• [Short task]
Copy every line from the data below in which the string "bằng" can be found.

□ □ □ □ □

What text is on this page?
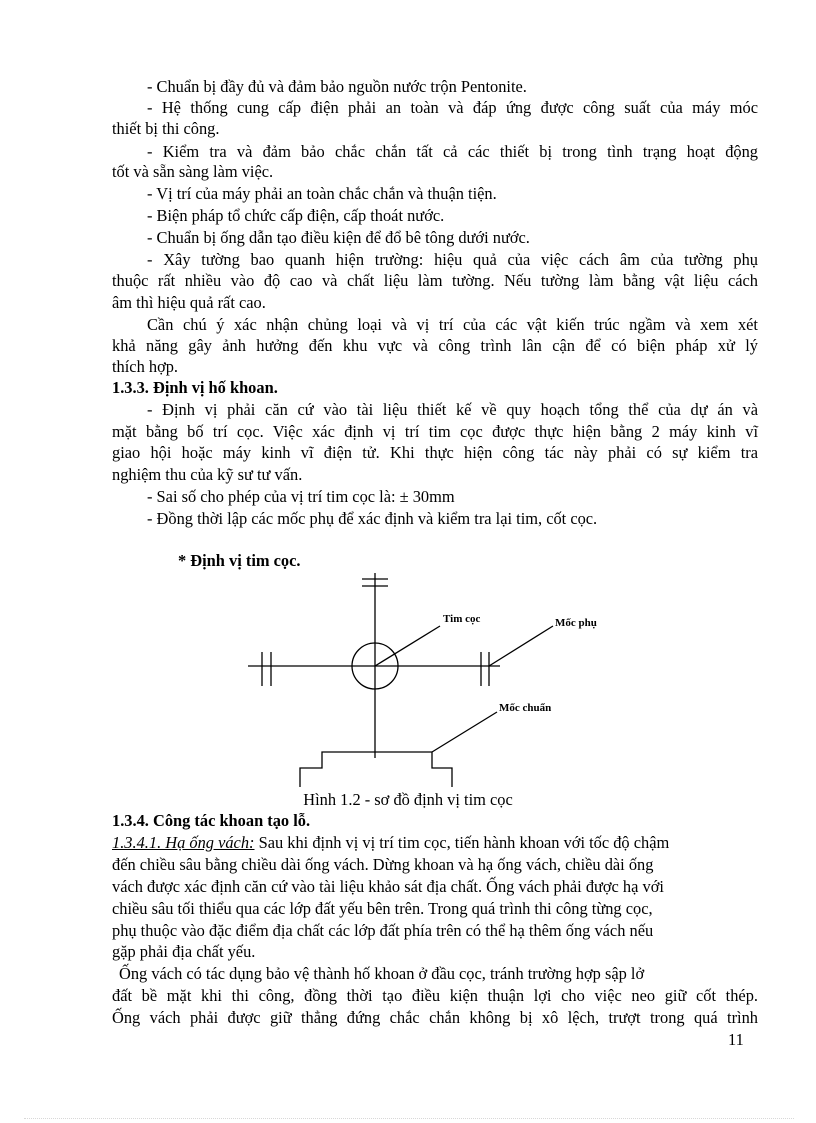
- Chuẩn bị đầy đủ và đảm bảo nguồn nước trộn Pentonite.
- Hệ thống cung cấp điện phải an toàn và đáp ứng được công suất của máy móc
thiết bị thi công.
- Kiểm tra và đảm bảo chắc chắn tất cả các thiết bị trong tình trạng hoạt động
tốt và sẵn sàng làm việc.
- Vị trí của máy phải an toàn chắc chắn và thuận tiện.
- Biện pháp tổ chức cấp điện, cấp thoát nước.
- Chuẩn bị ống dẫn tạo điều kiện để đổ bê tông dưới nước.
- Xây tường bao quanh hiện trường: hiệu quả của việc cách âm của tường phụ
thuộc rất nhiều vào độ cao và chất liệu làm tường. Nếu tường làm bằng vật liệu cách
âm thì hiệu quả rất cao.
Cần chú ý xác nhận chủng loại và vị trí của các vật kiến trúc ngầm và xem xét
khả năng gây ảnh hưởng đến khu vực và công trình lân cận để có biện pháp xử lý
thích hợp.
1.3.3. Định vị hố khoan.
- Định vị phải căn cứ vào tài liệu thiết kế về quy hoạch tổng thể của dự án và
mặt bằng bố trí cọc. Việc xác định vị trí tim cọc được thực hiện bằng 2 máy kinh vĩ
giao hội hoặc máy kinh vĩ điện tử. Khi thực hiện công tác này phải có sự kiểm tra
nghiệm thu của kỹ sư tư vấn.
- Sai số cho phép của vị trí tim cọc là: ± 30mm
- Đồng thời lập các mốc phụ để xác định và kiểm tra lại tim, cốt cọc.
* Định vị tim cọc.
Tim cọc	Mốc phụ
Mốc chuẩn
Hình 1.2 - sơ đồ định vị tim cọc
1.3.4. Công tác khoan tạo lỗ.
1.3.4.1. Hạ ống vách: Sau khi định vị vị trí tim cọc, tiến hành khoan với tốc độ chậm
đến chiều sâu bằng chiều dài ống vách. Dừng khoan và hạ ống vách, chiều dài ống
vách được xác định căn cứ vào tài liệu khảo sát địa chất. Ống vách phải được hạ với
chiều sâu tối thiểu qua các lớp đất yếu bên trên. Trong quá trình thi công từng cọc,
phụ thuộc vào đặc điểm địa chất các lớp đất phía trên có thể hạ thêm ống vách nếu
gặp phải địa chất yếu.
Ống vách có tác dụng bảo vệ thành hố khoan ở đầu cọc, tránh trường hợp sập lở
đất bề mặt khi thi công, đồng thời tạo điều kiện thuận lợi cho việc neo giữ cốt thép.
Ống vách phải được giữ thẳng đứng chắc chắn không bị xô lệch, trượt trong quá trình
11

□ □ □ □ □

• [Complete answer]
thuộc rất nhiều vào độ cao và chất liệu làm tường. Nếu tường làm bằng vật liệu cách
mặt bằng bố trí cọc. Việc xác định vị trí tim cọc được thực hiện bằng 2 máy kinh vĩ
đến chiều sâu bằng chiều dài ống vách. Dừng khoan và hạ ống vách, chiều dài ống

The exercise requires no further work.